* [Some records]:

......

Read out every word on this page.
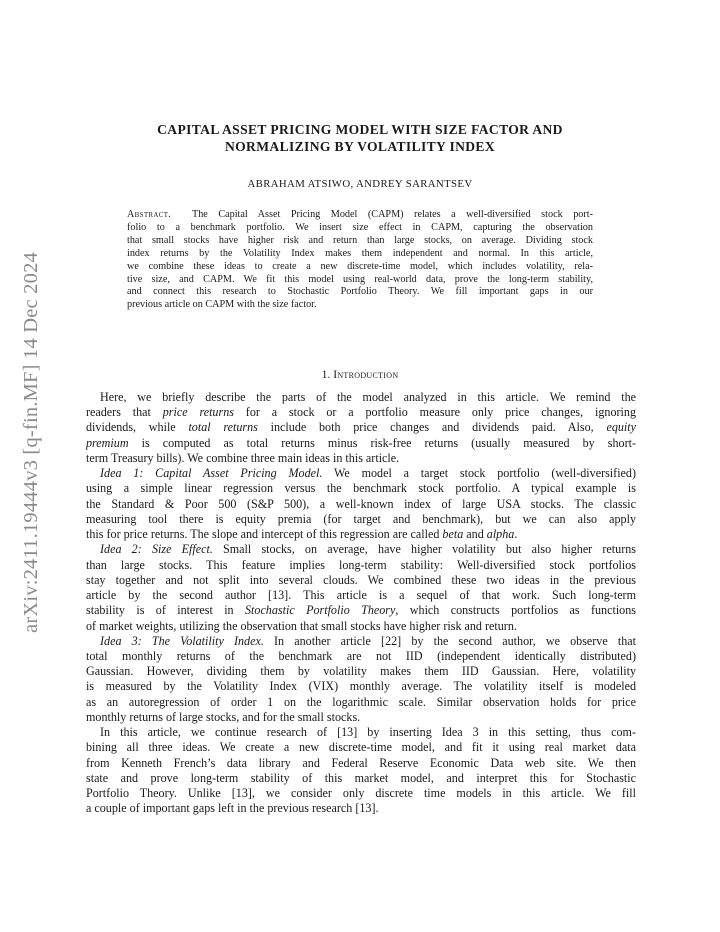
arXiv:2411.19444v3 [q-fin.MF] 14 Dec 2024
CAPITAL ASSET PRICING MODEL WITH SIZE FACTOR AND
NORMALIZING BY VOLATILITY INDEX
ABRAHAM ATSIWO, ANDREY SARANTSEV
Abstract. The Capital Asset Pricing Model (CAPM) relates a well-diversified stock port-
folio to a benchmark portfolio. We insert size effect in CAPM, capturing the observation
that small stocks have higher risk and return than large stocks, on average. Dividing stock
index returns by the Volatility Index makes them independent and normal. In this article,
we combine these ideas to create a new discrete-time model, which includes volatility, rela-
tive size, and CAPM. We fit this model using real-world data, prove the long-term stability,
and connect this research to Stochastic Portfolio Theory. We fill important gaps in our
previous article on CAPM with the size factor.
1. Introduction
Here, we briefly describe the parts of the model analyzed in this article. We remind the
readers that price returns for a stock or a portfolio measure only price changes, ignoring
dividends, while total returns include both price changes and dividends paid. Also, equity
premium is computed as total returns minus risk-free returns (usually measured by short-
term Treasury bills). We combine three main ideas in this article.
Idea 1: Capital Asset Pricing Model. We model a target stock portfolio (well-diversified)
using a simple linear regression versus the benchmark stock portfolio. A typical example is
the Standard & Poor 500 (S&P 500), a well-known index of large USA stocks. The classic
measuring tool there is equity premia (for target and benchmark), but we can also apply
this for price returns. The slope and intercept of this regression are called beta and alpha.
Idea 2: Size Effect. Small stocks, on average, have higher volatility but also higher returns
than large stocks. This feature implies long-term stability: Well-diversified stock portfolios
stay together and not split into several clouds. We combined these two ideas in the previous
article by the second author [13]. This article is a sequel of that work. Such long-term
stability is of interest in Stochastic Portfolio Theory, which constructs portfolios as functions
of market weights, utilizing the observation that small stocks have higher risk and return.
Idea 3: The Volatility Index. In another article [22] by the second author, we observe that
total monthly returns of the benchmark are not IID (independent identically distributed)
Gaussian. However, dividing them by volatility makes them IID Gaussian. Here, volatility
is measured by the Volatility Index (VIX) monthly average. The volatility itself is modeled
as an autoregression of order 1 on the logarithmic scale. Similar observation holds for price
monthly returns of large stocks, and for the small stocks.
In this article, we continue research of [13] by inserting Idea 3 in this setting, thus com-
bining all three ideas. We create a new discrete-time model, and fit it using real market data
from Kenneth French’s data library and Federal Reserve Economic Data web site. We then
state and prove long-term stability of this market model, and interpret this for Stochastic
Portfolio Theory. Unlike [13], we consider only discrete time models in this article. We fill
a couple of important gaps left in the previous research [13].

......

* [The exercise]: From the data above, pick out each line containing "Theory" and copy it.

* [Finished task]:
and connect this research to Stochastic Portfolio Theory. We fill important gaps in our
stability is of interest in Stochastic Portfolio Theory, which constructs portfolios as functions
Portfolio Theory. Unlike [13], we consider only discrete time models in this article. We fill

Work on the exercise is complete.